------ PAGE EXTRACT ------

Thursday, March 31, 2011

Shin Splints? Back Pain? Hip Impingement? Compartment Syndrome? Frustration! Part I


The numbing sensation began about a year ago. I was doing my usual 3.5 mile run around my college's indoor track. About 2.5 miles into it, a tingling sensation I could only describe as strange developed in both lower legs, localized to the lateral shin area. I would estimate that I had been doing the 3.5 mile runs three times a week for around 2-3 months before this "sensation" began. I simply wrote it off as an outlying random pain and forgot about it.

The next time I ran, however, the tingling sensation began earlier in my run, and progressed to the point where finishing the 3.5 mile run would be uncomfortable, so I stopped after 3. Being a 22 year old who loves to self-evaluate, I immediately went back to my dorm room, plugged my symptoms into google, and wala, I had my diagnosis - shin splints. Sure, there may have been a tiny difference here and there between what different sites described as shin splints, and the symptoms I was experiencing, but not enough to put any doubts in my mind, especially because of the ubiquity of shin splint diagnoses in the young athlete arena.

So I took the many websites' advice; I rested for a couple weeks, took some ibuprofen in anti-inflammatory doses, and iced (which, coincidentally, is also what is prescribed to people who initially have CS type pain also). Sure enough, two weeks later, I was back on the track, and for my first couple runs, also pain-free. The numbing, tingling sensation, however, came back with a vengeance. No longer did it just become a sensation, but when I would attempt to push myself, both my legs felt pressurized and numb, to the point where I simply could not use my lower leg adequately propel my body, and simply had to stop. I thus decided to modify my runs to 1.5 miles. When I would run 1.5 miles, the numbing/now slightly painful sensation would come around mile 1, but I would always be able to finish the last half mile, while sucking up the pain.

I had about 4 weeks left in my spring semester, so I told myself that I would continue running, and then see a doctor when I returned home. Unfortunately, during these 4 weeks is when things took an unconventional turn.

------ MATERIAL PROVIDED ------

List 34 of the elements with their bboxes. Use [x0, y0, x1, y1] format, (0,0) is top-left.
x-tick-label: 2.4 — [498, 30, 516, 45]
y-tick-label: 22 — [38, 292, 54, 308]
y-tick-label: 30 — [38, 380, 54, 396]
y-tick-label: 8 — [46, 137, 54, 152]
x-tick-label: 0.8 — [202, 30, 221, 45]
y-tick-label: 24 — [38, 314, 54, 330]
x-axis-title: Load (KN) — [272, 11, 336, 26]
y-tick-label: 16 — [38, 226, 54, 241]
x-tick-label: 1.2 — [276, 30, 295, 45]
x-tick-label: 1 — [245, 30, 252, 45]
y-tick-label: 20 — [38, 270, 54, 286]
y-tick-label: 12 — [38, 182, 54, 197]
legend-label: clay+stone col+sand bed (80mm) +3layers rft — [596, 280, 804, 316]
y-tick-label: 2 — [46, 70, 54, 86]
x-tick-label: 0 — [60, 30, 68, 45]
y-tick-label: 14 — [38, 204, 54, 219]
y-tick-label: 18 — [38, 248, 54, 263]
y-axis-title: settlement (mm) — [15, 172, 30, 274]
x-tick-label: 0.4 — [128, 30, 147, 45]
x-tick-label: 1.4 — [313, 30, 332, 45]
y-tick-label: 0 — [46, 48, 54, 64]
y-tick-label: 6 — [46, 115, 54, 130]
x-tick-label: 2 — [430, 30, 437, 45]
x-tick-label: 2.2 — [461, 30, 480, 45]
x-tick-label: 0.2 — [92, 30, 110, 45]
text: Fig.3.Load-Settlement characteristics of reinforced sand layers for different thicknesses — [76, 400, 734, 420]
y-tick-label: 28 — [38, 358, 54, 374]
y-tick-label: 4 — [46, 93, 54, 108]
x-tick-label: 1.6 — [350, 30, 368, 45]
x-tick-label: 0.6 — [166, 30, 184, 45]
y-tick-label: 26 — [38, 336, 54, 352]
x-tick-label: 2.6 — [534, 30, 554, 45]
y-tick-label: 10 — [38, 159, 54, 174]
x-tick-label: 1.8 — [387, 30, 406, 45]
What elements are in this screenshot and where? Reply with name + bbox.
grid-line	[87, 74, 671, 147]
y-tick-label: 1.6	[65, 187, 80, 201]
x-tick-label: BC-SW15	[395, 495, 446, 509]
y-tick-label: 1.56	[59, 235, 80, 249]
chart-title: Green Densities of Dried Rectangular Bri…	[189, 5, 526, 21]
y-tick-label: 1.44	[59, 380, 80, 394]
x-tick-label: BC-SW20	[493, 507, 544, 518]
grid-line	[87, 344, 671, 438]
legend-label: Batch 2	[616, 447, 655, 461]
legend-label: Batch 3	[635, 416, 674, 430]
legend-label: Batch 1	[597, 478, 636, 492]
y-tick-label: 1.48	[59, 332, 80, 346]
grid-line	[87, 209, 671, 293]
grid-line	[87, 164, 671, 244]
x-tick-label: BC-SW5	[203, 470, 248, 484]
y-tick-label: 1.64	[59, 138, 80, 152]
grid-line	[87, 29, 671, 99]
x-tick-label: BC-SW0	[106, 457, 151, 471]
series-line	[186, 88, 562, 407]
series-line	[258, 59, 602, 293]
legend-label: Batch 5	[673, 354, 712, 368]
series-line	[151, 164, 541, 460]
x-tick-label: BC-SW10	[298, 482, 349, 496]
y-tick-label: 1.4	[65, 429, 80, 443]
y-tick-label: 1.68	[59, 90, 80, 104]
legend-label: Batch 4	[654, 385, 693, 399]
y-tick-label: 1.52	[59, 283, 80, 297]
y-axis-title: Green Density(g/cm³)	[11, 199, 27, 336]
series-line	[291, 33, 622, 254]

------

**REQUIRED TASKS**
**a)** In the blog post about leg pain, how long was the usual run around the college's indoor track?
**b)** Which medical conditions does the title of the leg pain blog post name?

**ANSWERS FOR THIS EXERCISE**
**a)** 3.5 miles

**b)** Shin splints, back pain, hip impingement, compartment syndrome